(Records from a collection of figures)
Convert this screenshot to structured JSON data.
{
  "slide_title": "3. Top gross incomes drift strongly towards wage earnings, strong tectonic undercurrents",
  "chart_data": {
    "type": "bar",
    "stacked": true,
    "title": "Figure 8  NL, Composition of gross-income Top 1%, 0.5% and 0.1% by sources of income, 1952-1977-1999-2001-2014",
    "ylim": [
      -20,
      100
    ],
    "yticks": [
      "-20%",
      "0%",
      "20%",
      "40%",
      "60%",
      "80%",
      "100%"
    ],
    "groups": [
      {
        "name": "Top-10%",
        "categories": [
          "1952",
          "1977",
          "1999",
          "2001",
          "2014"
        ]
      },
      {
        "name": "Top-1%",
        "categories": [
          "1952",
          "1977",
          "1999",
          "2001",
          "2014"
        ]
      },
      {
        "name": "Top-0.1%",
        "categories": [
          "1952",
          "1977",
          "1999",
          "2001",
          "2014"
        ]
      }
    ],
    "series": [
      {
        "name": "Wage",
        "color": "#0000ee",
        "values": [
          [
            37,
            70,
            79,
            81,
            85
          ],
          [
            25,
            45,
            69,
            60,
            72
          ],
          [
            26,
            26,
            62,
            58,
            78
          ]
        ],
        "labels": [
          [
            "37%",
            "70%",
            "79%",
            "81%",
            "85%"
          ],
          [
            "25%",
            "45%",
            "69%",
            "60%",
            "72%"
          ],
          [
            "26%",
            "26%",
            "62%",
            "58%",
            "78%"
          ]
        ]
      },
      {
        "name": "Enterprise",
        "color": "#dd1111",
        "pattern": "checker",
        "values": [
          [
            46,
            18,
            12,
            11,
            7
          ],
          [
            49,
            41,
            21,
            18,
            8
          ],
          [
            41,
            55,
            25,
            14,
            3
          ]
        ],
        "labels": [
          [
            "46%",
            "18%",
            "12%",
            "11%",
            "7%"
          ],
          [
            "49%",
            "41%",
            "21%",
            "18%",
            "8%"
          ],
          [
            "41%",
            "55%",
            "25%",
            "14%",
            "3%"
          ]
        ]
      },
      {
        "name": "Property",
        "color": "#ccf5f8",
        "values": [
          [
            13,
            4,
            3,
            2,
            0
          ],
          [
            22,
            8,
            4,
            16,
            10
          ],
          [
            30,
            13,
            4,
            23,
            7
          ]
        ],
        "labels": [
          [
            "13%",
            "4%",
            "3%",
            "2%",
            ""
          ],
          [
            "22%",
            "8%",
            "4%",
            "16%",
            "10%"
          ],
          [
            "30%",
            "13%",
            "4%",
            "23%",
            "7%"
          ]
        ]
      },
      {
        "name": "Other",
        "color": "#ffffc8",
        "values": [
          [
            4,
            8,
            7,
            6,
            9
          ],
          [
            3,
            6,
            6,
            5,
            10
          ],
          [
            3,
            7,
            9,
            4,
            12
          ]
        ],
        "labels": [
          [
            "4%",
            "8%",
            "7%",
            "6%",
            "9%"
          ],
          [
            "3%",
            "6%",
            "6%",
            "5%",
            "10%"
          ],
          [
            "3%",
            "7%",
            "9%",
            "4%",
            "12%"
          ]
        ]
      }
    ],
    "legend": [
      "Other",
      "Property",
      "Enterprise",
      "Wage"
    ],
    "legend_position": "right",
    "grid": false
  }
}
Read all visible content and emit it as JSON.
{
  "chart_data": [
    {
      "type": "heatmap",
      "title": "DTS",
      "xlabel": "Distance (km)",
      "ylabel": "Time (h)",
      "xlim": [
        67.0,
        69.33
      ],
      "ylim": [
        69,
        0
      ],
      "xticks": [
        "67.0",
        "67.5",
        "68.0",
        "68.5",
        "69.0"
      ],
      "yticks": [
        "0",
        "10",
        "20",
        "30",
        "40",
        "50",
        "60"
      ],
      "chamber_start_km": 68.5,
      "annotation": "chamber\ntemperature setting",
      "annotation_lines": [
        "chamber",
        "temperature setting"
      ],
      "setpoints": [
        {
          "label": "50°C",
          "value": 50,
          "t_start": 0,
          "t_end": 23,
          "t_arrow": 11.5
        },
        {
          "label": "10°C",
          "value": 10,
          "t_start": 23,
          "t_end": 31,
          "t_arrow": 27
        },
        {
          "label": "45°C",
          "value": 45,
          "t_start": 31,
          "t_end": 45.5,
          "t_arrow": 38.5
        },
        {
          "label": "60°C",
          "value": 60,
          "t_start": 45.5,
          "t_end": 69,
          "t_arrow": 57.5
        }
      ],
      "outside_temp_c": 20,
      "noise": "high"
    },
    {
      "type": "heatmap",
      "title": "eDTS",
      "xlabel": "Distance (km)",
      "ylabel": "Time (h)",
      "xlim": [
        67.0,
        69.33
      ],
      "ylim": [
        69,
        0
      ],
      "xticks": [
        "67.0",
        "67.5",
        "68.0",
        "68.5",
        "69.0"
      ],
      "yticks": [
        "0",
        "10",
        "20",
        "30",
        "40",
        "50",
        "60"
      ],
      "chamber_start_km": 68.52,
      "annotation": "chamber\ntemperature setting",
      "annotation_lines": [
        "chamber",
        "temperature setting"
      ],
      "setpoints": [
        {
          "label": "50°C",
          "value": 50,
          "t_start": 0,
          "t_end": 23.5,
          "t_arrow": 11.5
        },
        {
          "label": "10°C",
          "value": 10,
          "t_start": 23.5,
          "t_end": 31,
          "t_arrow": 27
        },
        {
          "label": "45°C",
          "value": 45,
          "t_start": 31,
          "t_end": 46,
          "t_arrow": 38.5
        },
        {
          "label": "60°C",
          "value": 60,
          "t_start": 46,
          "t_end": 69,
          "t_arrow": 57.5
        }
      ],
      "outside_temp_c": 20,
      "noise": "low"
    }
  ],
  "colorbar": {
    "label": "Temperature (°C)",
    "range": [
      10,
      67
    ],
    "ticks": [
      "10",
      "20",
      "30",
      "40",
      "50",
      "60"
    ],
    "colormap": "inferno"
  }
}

## Required task
Give an exact copy of all the data shown above.

## Task answer
Convert this screenshot to structured JSON data.
{
  "slide_title": "3. Top gross incomes drift strongly towards wage earnings, strong tectonic undercurrents",
  "chart_data": {
    "type": "bar",
    "stacked": true,
    "title": "Figure 8  NL, Composition of gross-income Top 1%, 0.5% and 0.1% by sources of income, 1952-1977-1999-2001-2014",
    "ylim": [
      -20,
      100
    ],
    "yticks": [
      "-20%",
      "0%",
      "20%",
      "40%",
      "60%",
      "80%",
      "100%"
    ],
    "groups": [
      {
        "name": "Top-10%",
        "categories": [
          "1952",
          "1977",
          "1999",
          "2001",
          "2014"
        ]
      },
      {
        "name": "Top-1%",
        "categories": [
          "1952",
          "1977",
          "1999",
          "2001",
          "2014"
        ]
      },
      {
        "name": "Top-0.1%",
        "categories": [
          "1952",
          "1977",
          "1999",
          "2001",
          "2014"
        ]
      }
    ],
    "series": [
      {
        "name": "Wage",
        "color": "#0000ee",
        "values": [
          [
            37,
            70,
            79,
            81,
            85
          ],
          [
            25,
            45,
            69,
            60,
            72
          ],
          [
            26,
            26,
            62,
            58,
            78
          ]
        ],
        "labels": [
          [
            "37%",
            "70%",
            "79%",
            "81%",
            "85%"
          ],
          [
            "25%",
            "45%",
            "69%",
            "60%",
            "72%"
          ],
          [
            "26%",
            "26%",
            "62%",
            "58%",
            "78%"
          ]
        ]
      },
      {
        "name": "Enterprise",
        "color": "#dd1111",
        "pattern": "checker",
        "values": [
          [
            46,
            18,
            12,
            11,
            7
          ],
          [
            49,
            41,
            21,
            18,
            8
          ],
          [
            41,
            55,
            25,
            14,
            3
          ]
        ],
        "labels": [
          [
            "46%",
            "18%",
            "12%",
            "11%",
            "7%"
          ],
          [
            "49%",
            "41%",
            "21%",
            "18%",
            "8%"
          ],
          [
            "41%",
            "55%",
            "25%",
            "14%",
            "3%"
          ]
        ]
      },
      {
        "name": "Property",
        "color": "#ccf5f8",
        "values": [
          [
            13,
            4,
            3,
            2,
            0
          ],
          [
            22,
            8,
            4,
            16,
            10
          ],
          [
            30,
            13,
            4,
            23,
            7
          ]
        ],
        "labels": [
          [
            "13%",
            "4%",
            "3%",
            "2%",
            ""
          ],
          [
            "22%",
            "8%",
            "4%",
            "16%",
            "10%"
          ],
          [
            "30%",
            "13%",
            "4%",
            "23%",
            "7%"
          ]
        ]
      },
      {
        "name": "Other",
        "color": "#ffffc8",
        "values": [
          [
            4,
            8,
            7,
            6,
            9
          ],
          [
            3,
            6,
            6,
            5,
            10
          ],
          [
            3,
            7,
            9,
            4,
            12
          ]
        ],
        "labels": [
          [
            "4%",
            "8%",
            "7%",
            "6%",
            "9%"
          ],
          [
            "3%",
            "6%",
            "6%",
            "5%",
            "10%"
          ],
          [
            "3%",
            "7%",
            "9%",
            "4%",
            "12%"
          ]
        ]
      }
    ],
    "legend": [
      "Other",
      "Property",
      "Enterprise",
      "Wage"
    ],
    "legend_position": "right",
    "grid": false
  }
}
Read all visible content and emit it as JSON.
{
  "chart_data": [
    {
      "type": "heatmap",
      "title": "DTS",
      "xlabel": "Distance (km)",
      "ylabel": "Time (h)",
      "xlim": [
        67.0,
        69.33
      ],
      "ylim": [
        69,
        0
      ],
      "xticks": [
        "67.0",
        "67.5",
        "68.0",
        "68.5",
        "69.0"
      ],
      "yticks": [
        "0",
        "10",
        "20",
        "30",
        "40",
        "50",
        "60"
      ],
      "chamber_start_km": 68.5,
      "annotation": "chamber\ntemperature setting",
      "annotation_lines": [
        "chamber",
        "temperature setting"
      ],
      "setpoints": [
        {
          "label": "50°C",
          "value": 50,
          "t_start": 0,
          "t_end": 23,
          "t_arrow": 11.5
        },
        {
          "label": "10°C",
          "value": 10,
          "t_start": 23,
          "t_end": 31,
          "t_arrow": 27
        },
        {
          "label": "45°C",
          "value": 45,
          "t_start": 31,
          "t_end": 45.5,
          "t_arrow": 38.5
        },
        {
          "label": "60°C",
          "value": 60,
          "t_start": 45.5,
          "t_end": 69,
          "t_arrow": 57.5
        }
      ],
      "outside_temp_c": 20,
      "noise": "high"
    },
    {
      "type": "heatmap",
      "title": "eDTS",
      "xlabel": "Distance (km)",
      "ylabel": "Time (h)",
      "xlim": [
        67.0,
        69.33
      ],
      "ylim": [
        69,
        0
      ],
      "xticks": [
        "67.0",
        "67.5",
        "68.0",
        "68.5",
        "69.0"
      ],
      "yticks": [
        "0",
        "10",
        "20",
        "30",
        "40",
        "50",
        "60"
      ],
      "chamber_start_km": 68.52,
      "annotation": "chamber\ntemperature setting",
      "annotation_lines": [
        "chamber",
        "temperature setting"
      ],
      "setpoints": [
        {
          "label": "50°C",
          "value": 50,
          "t_start": 0,
          "t_end": 23.5,
          "t_arrow": 11.5
        },
        {
          "label": "10°C",
          "value": 10,
          "t_start": 23.5,
          "t_end": 31,
          "t_arrow": 27
        },
        {
          "label": "45°C",
          "value": 45,
          "t_start": 31,
          "t_end": 46,
          "t_arrow": 38.5
        },
        {
          "label": "60°C",
          "value": 60,
          "t_start": 46,
          "t_end": 69,
          "t_arrow": 57.5
        }
      ],
      "outside_temp_c": 20,
      "noise": "low"
    }
  ],
  "colorbar": {
    "label": "Temperature (°C)",
    "range": [
      10,
      67
    ],
    "ticks": [
      "10",
      "20",
      "30",
      "40",
      "50",
      "60"
    ],
    "colormap": "inferno"
  }
}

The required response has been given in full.